■ Document section:
.....
Manik Surtani wrote:
On 24 Aug 2007, at 04:21, Brian Stansberry wrote:
> Sorry; couldn't connect to mail server the other day and forgot to
> resend. Couple comments:
>
> 1) Release qualifiers are dot appended, so using "2.1.0-GA" instead of
> "2.1.0.GA" is confusing.
This seems to be a maven convention. Maven detects -SNAPSHOT and treats
it differently from -GA, -BETA, etc. (different snapshot repo, etc)
Only -SNAPSHOT is the maven convention, everything else uses normal
dots, which IMO we should use since it nice matches our version numbers.
> 2) Not sure why you'd include the release qualifier in the
branch
> name, unless the intent was to stop work on that branch when the named
> qualifier was reached. E.g. when 2.1.0.Alpha1 is tagged, will work on
> branch 2.1.0.Alpha1 stop, with work then beginning on 2.1.0.Alpha2? (I
> hope not, as that means doing a new checkout or jumping through other
> hoops.)
.....
■ To be done:
Quote the email exchange above on release qualifiers and branch names in full, character for character.

■ Data shown:
.....
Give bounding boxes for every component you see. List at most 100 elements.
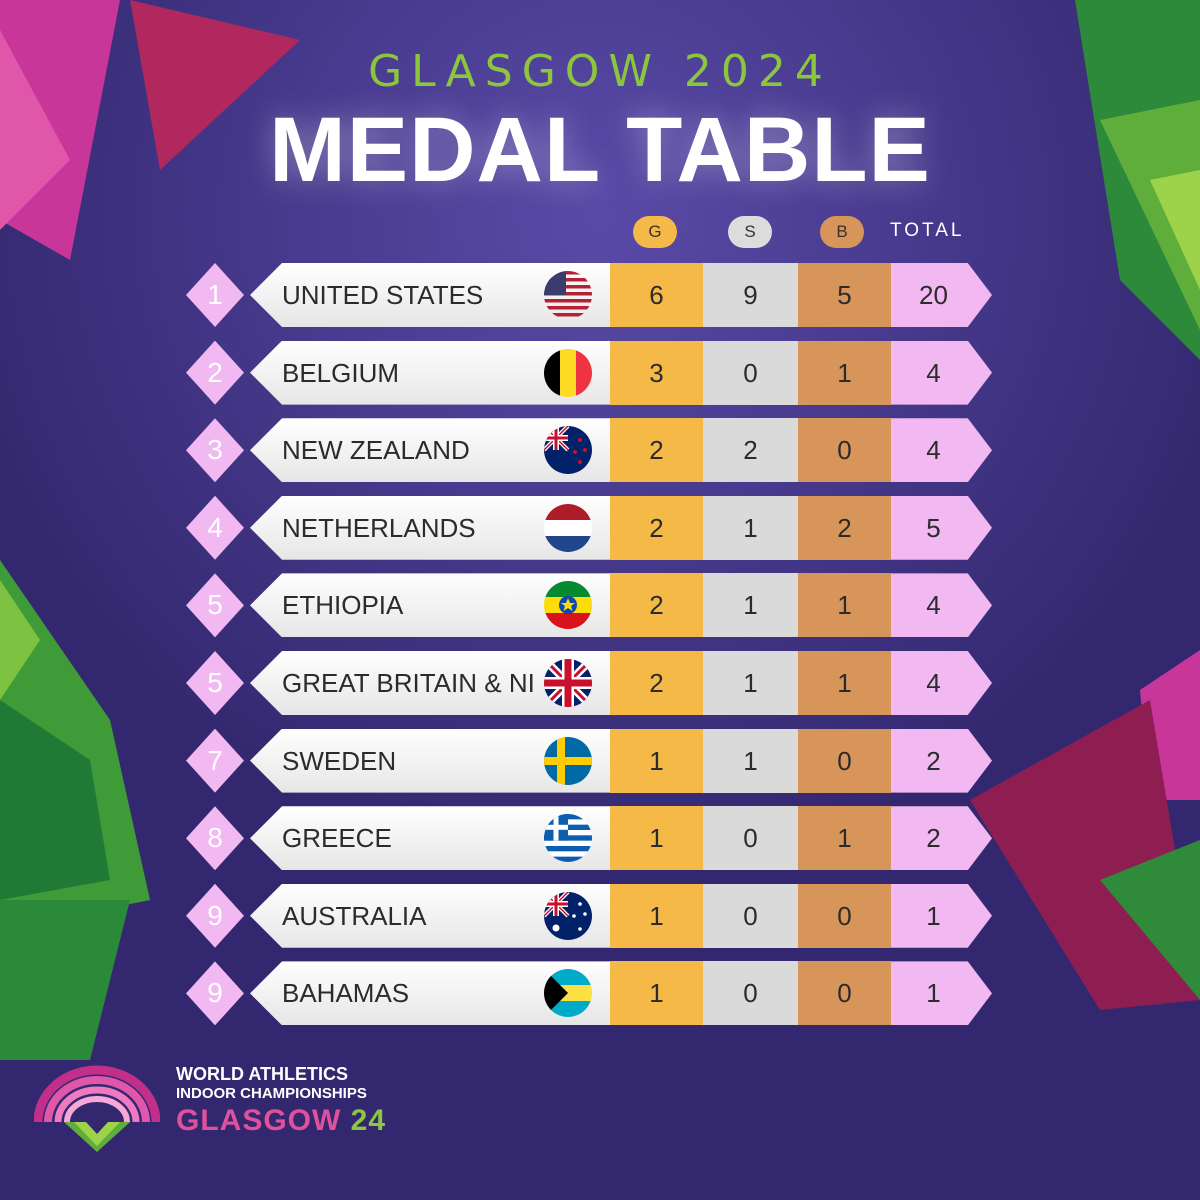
.....
■ Response to this exercise:
Manik Surtani wrote:
On 24 Aug 2007, at 04:21, Brian Stansberry wrote:
> Sorry; couldn't connect to mail server the other day and forgot to
> resend. Couple comments:
>
> 1) Release qualifiers are dot appended, so using "2.1.0-GA" instead of
> "2.1.0.GA" is confusing.
This seems to be a maven convention. Maven detects -SNAPSHOT and treats
it differently from -GA, -BETA, etc. (different snapshot repo, etc)
Only -SNAPSHOT is the maven convention, everything else uses normal
dots, which IMO we should use since it nice matches our version numbers.
> 2) Not sure why you'd include the release qualifier in the
branch
> name, unless the intent was to stop work on that branch when the named
> qualifier was reached. E.g. when 2.1.0.Alpha1 is tagged, will work on
> branch 2.1.0.Alpha1 stop, with work then beginning on 2.1.0.Alpha2? (I
> hope not, as that means doing a new checkout or jumping through other
> hoops.)